MATERIAL PROVIDED:
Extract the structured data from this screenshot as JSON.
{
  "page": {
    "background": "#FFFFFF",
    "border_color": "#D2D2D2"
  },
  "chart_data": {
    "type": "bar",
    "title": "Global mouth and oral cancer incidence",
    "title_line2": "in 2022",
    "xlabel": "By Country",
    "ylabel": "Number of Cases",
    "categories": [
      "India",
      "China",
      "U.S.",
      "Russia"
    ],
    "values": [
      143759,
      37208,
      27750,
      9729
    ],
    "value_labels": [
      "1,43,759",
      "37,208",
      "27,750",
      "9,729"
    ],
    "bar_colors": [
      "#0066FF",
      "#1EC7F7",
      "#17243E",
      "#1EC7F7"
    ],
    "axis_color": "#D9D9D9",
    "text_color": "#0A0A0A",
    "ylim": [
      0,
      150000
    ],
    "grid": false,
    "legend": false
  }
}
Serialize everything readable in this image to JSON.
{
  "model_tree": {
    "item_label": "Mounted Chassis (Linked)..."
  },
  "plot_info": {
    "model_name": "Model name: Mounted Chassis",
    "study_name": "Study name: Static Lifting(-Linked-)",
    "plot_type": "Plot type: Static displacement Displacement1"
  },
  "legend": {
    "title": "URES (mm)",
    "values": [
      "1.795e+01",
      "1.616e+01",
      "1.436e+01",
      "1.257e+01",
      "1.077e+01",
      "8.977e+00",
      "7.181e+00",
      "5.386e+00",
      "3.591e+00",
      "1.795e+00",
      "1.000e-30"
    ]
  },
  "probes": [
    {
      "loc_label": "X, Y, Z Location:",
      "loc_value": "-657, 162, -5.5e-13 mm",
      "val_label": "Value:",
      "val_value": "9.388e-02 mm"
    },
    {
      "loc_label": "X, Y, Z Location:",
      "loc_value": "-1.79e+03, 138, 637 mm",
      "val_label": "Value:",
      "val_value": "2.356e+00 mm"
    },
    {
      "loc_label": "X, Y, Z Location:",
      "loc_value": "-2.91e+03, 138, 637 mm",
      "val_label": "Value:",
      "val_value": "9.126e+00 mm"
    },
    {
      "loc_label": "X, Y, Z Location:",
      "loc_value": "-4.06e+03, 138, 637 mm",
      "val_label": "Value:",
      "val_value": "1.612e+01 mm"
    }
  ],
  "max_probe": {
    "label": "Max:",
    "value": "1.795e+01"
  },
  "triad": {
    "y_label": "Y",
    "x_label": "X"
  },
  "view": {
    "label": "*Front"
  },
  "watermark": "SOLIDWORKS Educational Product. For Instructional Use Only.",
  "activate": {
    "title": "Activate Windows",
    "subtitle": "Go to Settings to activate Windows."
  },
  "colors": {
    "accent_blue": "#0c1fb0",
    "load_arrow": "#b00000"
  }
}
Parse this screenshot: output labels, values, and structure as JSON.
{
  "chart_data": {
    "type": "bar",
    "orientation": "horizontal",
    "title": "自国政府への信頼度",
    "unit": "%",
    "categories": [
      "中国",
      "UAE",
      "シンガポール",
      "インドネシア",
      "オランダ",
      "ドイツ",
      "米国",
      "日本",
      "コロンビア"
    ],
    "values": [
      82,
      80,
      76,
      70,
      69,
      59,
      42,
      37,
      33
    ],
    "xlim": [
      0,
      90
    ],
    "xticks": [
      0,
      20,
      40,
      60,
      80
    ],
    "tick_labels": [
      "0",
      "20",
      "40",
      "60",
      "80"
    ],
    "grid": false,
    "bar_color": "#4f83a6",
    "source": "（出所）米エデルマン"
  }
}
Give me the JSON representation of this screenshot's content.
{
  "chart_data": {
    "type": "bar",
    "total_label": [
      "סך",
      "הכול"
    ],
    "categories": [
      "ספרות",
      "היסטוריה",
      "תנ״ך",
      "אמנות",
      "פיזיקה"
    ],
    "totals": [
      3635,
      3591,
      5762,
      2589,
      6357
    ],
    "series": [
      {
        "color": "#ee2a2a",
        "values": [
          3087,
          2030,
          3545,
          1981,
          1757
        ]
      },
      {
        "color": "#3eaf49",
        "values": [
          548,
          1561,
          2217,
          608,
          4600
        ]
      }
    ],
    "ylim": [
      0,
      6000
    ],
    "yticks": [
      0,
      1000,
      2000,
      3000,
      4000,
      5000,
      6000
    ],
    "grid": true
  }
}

REQUIREMENT: Check every line of the material for the string "Chassis" and give the number of lines that have it, without anything else.

TASK RESULT: 2